— start INPUT ROWS —

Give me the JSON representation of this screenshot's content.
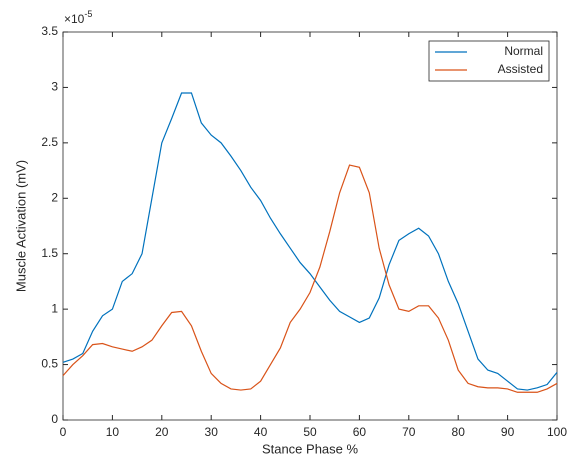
{
  "chart_data": {
    "type": "line",
    "xlabel": "Stance Phase %",
    "ylabel": "Muscle Activation (mV)",
    "y_multiplier": {
      "base": "×10",
      "exponent": "-5"
    },
    "x": [
      0,
      2,
      4,
      6,
      8,
      10,
      12,
      14,
      16,
      18,
      20,
      22,
      24,
      26,
      28,
      30,
      32,
      34,
      36,
      38,
      40,
      42,
      44,
      46,
      48,
      50,
      52,
      54,
      56,
      58,
      60,
      62,
      64,
      66,
      68,
      70,
      72,
      74,
      76,
      78,
      80,
      82,
      84,
      86,
      88,
      90,
      92,
      94,
      96,
      98,
      100
    ],
    "series": [
      {
        "name": "Normal",
        "color": "#0072bd",
        "values": [
          0.52,
          0.55,
          0.6,
          0.8,
          0.94,
          1.0,
          1.25,
          1.32,
          1.5,
          2.0,
          2.5,
          2.72,
          2.95,
          2.95,
          2.68,
          2.57,
          2.5,
          2.38,
          2.25,
          2.1,
          1.98,
          1.82,
          1.68,
          1.55,
          1.42,
          1.32,
          1.2,
          1.08,
          0.98,
          0.93,
          0.88,
          0.92,
          1.1,
          1.4,
          1.62,
          1.68,
          1.73,
          1.66,
          1.5,
          1.25,
          1.05,
          0.8,
          0.55,
          0.45,
          0.42,
          0.35,
          0.28,
          0.27,
          0.29,
          0.32,
          0.43
        ]
      },
      {
        "name": "Assisted",
        "color": "#d95319",
        "values": [
          0.4,
          0.5,
          0.58,
          0.68,
          0.69,
          0.66,
          0.64,
          0.62,
          0.66,
          0.72,
          0.85,
          0.97,
          0.98,
          0.85,
          0.62,
          0.42,
          0.33,
          0.28,
          0.27,
          0.28,
          0.35,
          0.5,
          0.65,
          0.88,
          1.0,
          1.15,
          1.38,
          1.7,
          2.05,
          2.3,
          2.28,
          2.05,
          1.55,
          1.22,
          1.0,
          0.98,
          1.03,
          1.03,
          0.92,
          0.72,
          0.45,
          0.33,
          0.3,
          0.29,
          0.29,
          0.28,
          0.25,
          0.25,
          0.25,
          0.28,
          0.33
        ]
      }
    ],
    "xlim": [
      0,
      100
    ],
    "xticks": [
      0,
      10,
      20,
      30,
      40,
      50,
      60,
      70,
      80,
      90,
      100
    ],
    "ylim": [
      0,
      3.5
    ],
    "yticks": [
      0,
      0.5,
      1,
      1.5,
      2,
      2.5,
      3,
      3.5
    ],
    "grid": false,
    "legend": "top-right"
  }
}
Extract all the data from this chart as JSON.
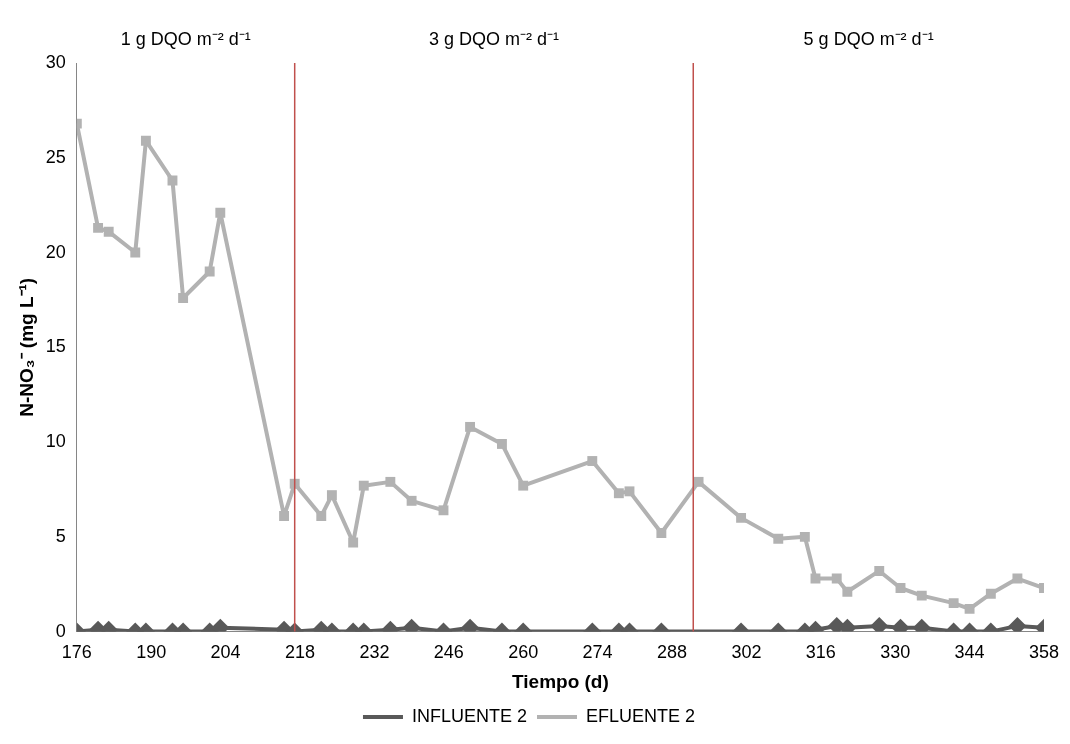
{
  "chart_data": {
    "type": "line",
    "xlabel": "Tiempo (d)",
    "ylabel": "N-NO₃⁻ (mg L⁻¹)",
    "xlim": [
      176,
      358
    ],
    "xticks": [
      176,
      190,
      204,
      218,
      232,
      246,
      260,
      274,
      288,
      302,
      316,
      330,
      344,
      358
    ],
    "ylim": [
      0,
      30
    ],
    "yticks": [
      0,
      5,
      10,
      15,
      20,
      25,
      30
    ],
    "grid": false,
    "legend": "bottom",
    "line_style": "solid",
    "series": [
      {
        "name": "INFLUENTE 2",
        "color": "#595959",
        "marker": "diamond",
        "x": [
          176,
          180,
          182,
          187,
          189,
          194,
          196,
          201,
          203,
          215,
          217,
          222,
          224,
          228,
          230,
          235,
          239,
          245,
          250,
          256,
          260,
          273,
          278,
          280,
          286,
          301,
          308,
          313,
          315,
          319,
          321,
          327,
          331,
          335,
          341,
          344,
          348,
          353,
          358
        ],
        "values": [
          0,
          0.1,
          0.1,
          0,
          0,
          0,
          0,
          0,
          0.2,
          0.1,
          0,
          0.1,
          0,
          0,
          0,
          0.1,
          0.2,
          0,
          0.2,
          0,
          0,
          0,
          0,
          0,
          0,
          0,
          0,
          0,
          0.1,
          0.3,
          0.2,
          0.3,
          0.2,
          0.2,
          0,
          0,
          0,
          0.3,
          0.2
        ]
      },
      {
        "name": "EFLUENTE 2",
        "color": "#b2b2b2",
        "marker": "square",
        "x": [
          176,
          180,
          182,
          187,
          189,
          194,
          196,
          201,
          203,
          215,
          217,
          222,
          224,
          228,
          230,
          235,
          239,
          245,
          250,
          256,
          260,
          273,
          278,
          280,
          286,
          293,
          301,
          308,
          313,
          315,
          319,
          321,
          327,
          331,
          335,
          341,
          344,
          348,
          353,
          358
        ],
        "values": [
          26.8,
          21.3,
          21.1,
          20.0,
          25.9,
          23.8,
          17.6,
          19.0,
          22.1,
          6.1,
          7.8,
          6.1,
          7.2,
          4.7,
          7.7,
          7.9,
          6.9,
          6.4,
          10.8,
          9.9,
          7.7,
          9.0,
          7.3,
          7.4,
          5.2,
          7.9,
          6.0,
          4.9,
          5.0,
          2.8,
          2.8,
          2.1,
          3.2,
          2.3,
          1.9,
          1.5,
          1.2,
          2.0,
          2.8,
          2.3
        ]
      }
    ],
    "ref_lines": [
      {
        "axis": "x",
        "value": 217,
        "color": "#c0504d"
      },
      {
        "axis": "x",
        "value": 292,
        "color": "#c0504d"
      }
    ],
    "annotations": [
      "1 g DQO m⁻² d⁻¹",
      "3 g DQO m⁻² d⁻¹",
      "5 g DQO m⁻² d⁻¹"
    ]
  }
}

— end INPUT ROWS —

*EXERCISE DESCRIPTION*: Copy out all the records exactly, excluding pictures.

*TASK OUTPUT*:
Give me the JSON representation of this screenshot's content.
{
  "chart_data": {
    "type": "line",
    "xlabel": "Stance Phase %",
    "ylabel": "Muscle Activation (mV)",
    "y_multiplier": {
      "base": "×10",
      "exponent": "-5"
    },
    "x": [
      0,
      2,
      4,
      6,
      8,
      10,
      12,
      14,
      16,
      18,
      20,
      22,
      24,
      26,
      28,
      30,
      32,
      34,
      36,
      38,
      40,
      42,
      44,
      46,
      48,
      50,
      52,
      54,
      56,
      58,
      60,
      62,
      64,
      66,
      68,
      70,
      72,
      74,
      76,
      78,
      80,
      82,
      84,
      86,
      88,
      90,
      92,
      94,
      96,
      98,
      100
    ],
    "series": [
      {
        "name": "Normal",
        "color": "#0072bd",
        "values": [
          0.52,
          0.55,
          0.6,
          0.8,
          0.94,
          1.0,
          1.25,
          1.32,
          1.5,
          2.0,
          2.5,
          2.72,
          2.95,
          2.95,
          2.68,
          2.57,
          2.5,
          2.38,
          2.25,
          2.1,
          1.98,
          1.82,
          1.68,
          1.55,
          1.42,
          1.32,
          1.2,
          1.08,
          0.98,
          0.93,
          0.88,
          0.92,
          1.1,
          1.4,
          1.62,
          1.68,
          1.73,
          1.66,
          1.5,
          1.25,
          1.05,
          0.8,
          0.55,
          0.45,
          0.42,
          0.35,
          0.28,
          0.27,
          0.29,
          0.32,
          0.43
        ]
      },
      {
        "name": "Assisted",
        "color": "#d95319",
        "values": [
          0.4,
          0.5,
          0.58,
          0.68,
          0.69,
          0.66,
          0.64,
          0.62,
          0.66,
          0.72,
          0.85,
          0.97,
          0.98,
          0.85,
          0.62,
          0.42,
          0.33,
          0.28,
          0.27,
          0.28,
          0.35,
          0.5,
          0.65,
          0.88,
          1.0,
          1.15,
          1.38,
          1.7,
          2.05,
          2.3,
          2.28,
          2.05,
          1.55,
          1.22,
          1.0,
          0.98,
          1.03,
          1.03,
          0.92,
          0.72,
          0.45,
          0.33,
          0.3,
          0.29,
          0.29,
          0.28,
          0.25,
          0.25,
          0.25,
          0.28,
          0.33
        ]
      }
    ],
    "xlim": [
      0,
      100
    ],
    "xticks": [
      0,
      10,
      20,
      30,
      40,
      50,
      60,
      70,
      80,
      90,
      100
    ],
    "ylim": [
      0,
      3.5
    ],
    "yticks": [
      0,
      0.5,
      1,
      1.5,
      2,
      2.5,
      3,
      3.5
    ],
    "grid": false,
    "legend": "top-right"
  }
}
Extract all the data from this chart as JSON.
{
  "chart_data": {
    "type": "line",
    "xlabel": "Tiempo (d)",
    "ylabel": "N-NO₃⁻ (mg L⁻¹)",
    "xlim": [
      176,
      358
    ],
    "xticks": [
      176,
      190,
      204,
      218,
      232,
      246,
      260,
      274,
      288,
      302,
      316,
      330,
      344,
      358
    ],
    "ylim": [
      0,
      30
    ],
    "yticks": [
      0,
      5,
      10,
      15,
      20,
      25,
      30
    ],
    "grid": false,
    "legend": "bottom",
    "line_style": "solid",
    "series": [
      {
        "name": "INFLUENTE 2",
        "color": "#595959",
        "marker": "diamond",
        "x": [
          176,
          180,
          182,
          187,
          189,
          194,
          196,
          201,
          203,
          215,
          217,
          222,
          224,
          228,
          230,
          235,
          239,
          245,
          250,
          256,
          260,
          273,
          278,
          280,
          286,
          301,
          308,
          313,
          315,
          319,
          321,
          327,
          331,
          335,
          341,
          344,
          348,
          353,
          358
        ],
        "values": [
          0,
          0.1,
          0.1,
          0,
          0,
          0,
          0,
          0,
          0.2,
          0.1,
          0,
          0.1,
          0,
          0,
          0,
          0.1,
          0.2,
          0,
          0.2,
          0,
          0,
          0,
          0,
          0,
          0,
          0,
          0,
          0,
          0.1,
          0.3,
          0.2,
          0.3,
          0.2,
          0.2,
          0,
          0,
          0,
          0.3,
          0.2
        ]
      },
      {
        "name": "EFLUENTE 2",
        "color": "#b2b2b2",
        "marker": "square",
        "x": [
          176,
          180,
          182,
          187,
          189,
          194,
          196,
          201,
          203,
          215,
          217,
          222,
          224,
          228,
          230,
          235,
          239,
          245,
          250,
          256,
          260,
          273,
          278,
          280,
          286,
          293,
          301,
          308,
          313,
          315,
          319,
          321,
          327,
          331,
          335,
          341,
          344,
          348,
          353,
          358
        ],
        "values": [
          26.8,
          21.3,
          21.1,
          20.0,
          25.9,
          23.8,
          17.6,
          19.0,
          22.1,
          6.1,
          7.8,
          6.1,
          7.2,
          4.7,
          7.7,
          7.9,
          6.9,
          6.4,
          10.8,
          9.9,
          7.7,
          9.0,
          7.3,
          7.4,
          5.2,
          7.9,
          6.0,
          4.9,
          5.0,
          2.8,
          2.8,
          2.1,
          3.2,
          2.3,
          1.9,
          1.5,
          1.2,
          2.0,
          2.8,
          2.3
        ]
      }
    ],
    "ref_lines": [
      {
        "axis": "x",
        "value": 217,
        "color": "#c0504d"
      },
      {
        "axis": "x",
        "value": 292,
        "color": "#c0504d"
      }
    ],
    "annotations": [
      "1 g DQO m⁻² d⁻¹",
      "3 g DQO m⁻² d⁻¹",
      "5 g DQO m⁻² d⁻¹"
    ]
  }
}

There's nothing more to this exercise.